- [Exercise objective]:
Copy all the material below, exactly as it stands.

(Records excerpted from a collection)
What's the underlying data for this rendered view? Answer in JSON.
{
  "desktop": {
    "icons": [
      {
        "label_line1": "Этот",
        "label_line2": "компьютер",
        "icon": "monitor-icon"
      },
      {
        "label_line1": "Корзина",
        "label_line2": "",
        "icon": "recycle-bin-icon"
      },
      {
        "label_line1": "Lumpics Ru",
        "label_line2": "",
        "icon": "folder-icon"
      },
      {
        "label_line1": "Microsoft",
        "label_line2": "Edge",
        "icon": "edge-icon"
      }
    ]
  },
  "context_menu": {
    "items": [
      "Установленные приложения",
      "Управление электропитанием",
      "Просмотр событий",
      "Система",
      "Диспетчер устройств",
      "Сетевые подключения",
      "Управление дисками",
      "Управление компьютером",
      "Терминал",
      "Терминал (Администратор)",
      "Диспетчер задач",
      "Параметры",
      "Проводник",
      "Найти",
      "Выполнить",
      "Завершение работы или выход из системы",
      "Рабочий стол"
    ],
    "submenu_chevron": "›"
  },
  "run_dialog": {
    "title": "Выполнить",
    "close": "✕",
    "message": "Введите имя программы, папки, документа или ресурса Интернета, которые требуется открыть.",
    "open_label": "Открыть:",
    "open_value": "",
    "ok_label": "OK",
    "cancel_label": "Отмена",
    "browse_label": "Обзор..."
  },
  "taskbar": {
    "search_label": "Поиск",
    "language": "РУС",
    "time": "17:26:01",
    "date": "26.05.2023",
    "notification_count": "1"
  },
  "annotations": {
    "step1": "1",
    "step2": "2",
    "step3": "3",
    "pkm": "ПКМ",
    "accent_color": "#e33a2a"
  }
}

- [Result for this task]:
What's the underlying data for this rendered view? Answer in JSON.
{
  "desktop": {
    "icons": [
      {
        "label_line1": "Этот",
        "label_line2": "компьютер",
        "icon": "monitor-icon"
      },
      {
        "label_line1": "Корзина",
        "label_line2": "",
        "icon": "recycle-bin-icon"
      },
      {
        "label_line1": "Lumpics Ru",
        "label_line2": "",
        "icon": "folder-icon"
      },
      {
        "label_line1": "Microsoft",
        "label_line2": "Edge",
        "icon": "edge-icon"
      }
    ]
  },
  "context_menu": {
    "items": [
      "Установленные приложения",
      "Управление электропитанием",
      "Просмотр событий",
      "Система",
      "Диспетчер устройств",
      "Сетевые подключения",
      "Управление дисками",
      "Управление компьютером",
      "Терминал",
      "Терминал (Администратор)",
      "Диспетчер задач",
      "Параметры",
      "Проводник",
      "Найти",
      "Выполнить",
      "Завершение работы или выход из системы",
      "Рабочий стол"
    ],
    "submenu_chevron": "›"
  },
  "run_dialog": {
    "title": "Выполнить",
    "close": "✕",
    "message": "Введите имя программы, папки, документа или ресурса Интернета, которые требуется открыть.",
    "open_label": "Открыть:",
    "open_value": "",
    "ok_label": "OK",
    "cancel_label": "Отмена",
    "browse_label": "Обзор..."
  },
  "taskbar": {
    "search_label": "Поиск",
    "language": "РУС",
    "time": "17:26:01",
    "date": "26.05.2023",
    "notification_count": "1"
  },
  "annotations": {
    "step1": "1",
    "step2": "2",
    "step3": "3",
    "pkm": "ПКМ",
    "accent_color": "#e33a2a"
  }
}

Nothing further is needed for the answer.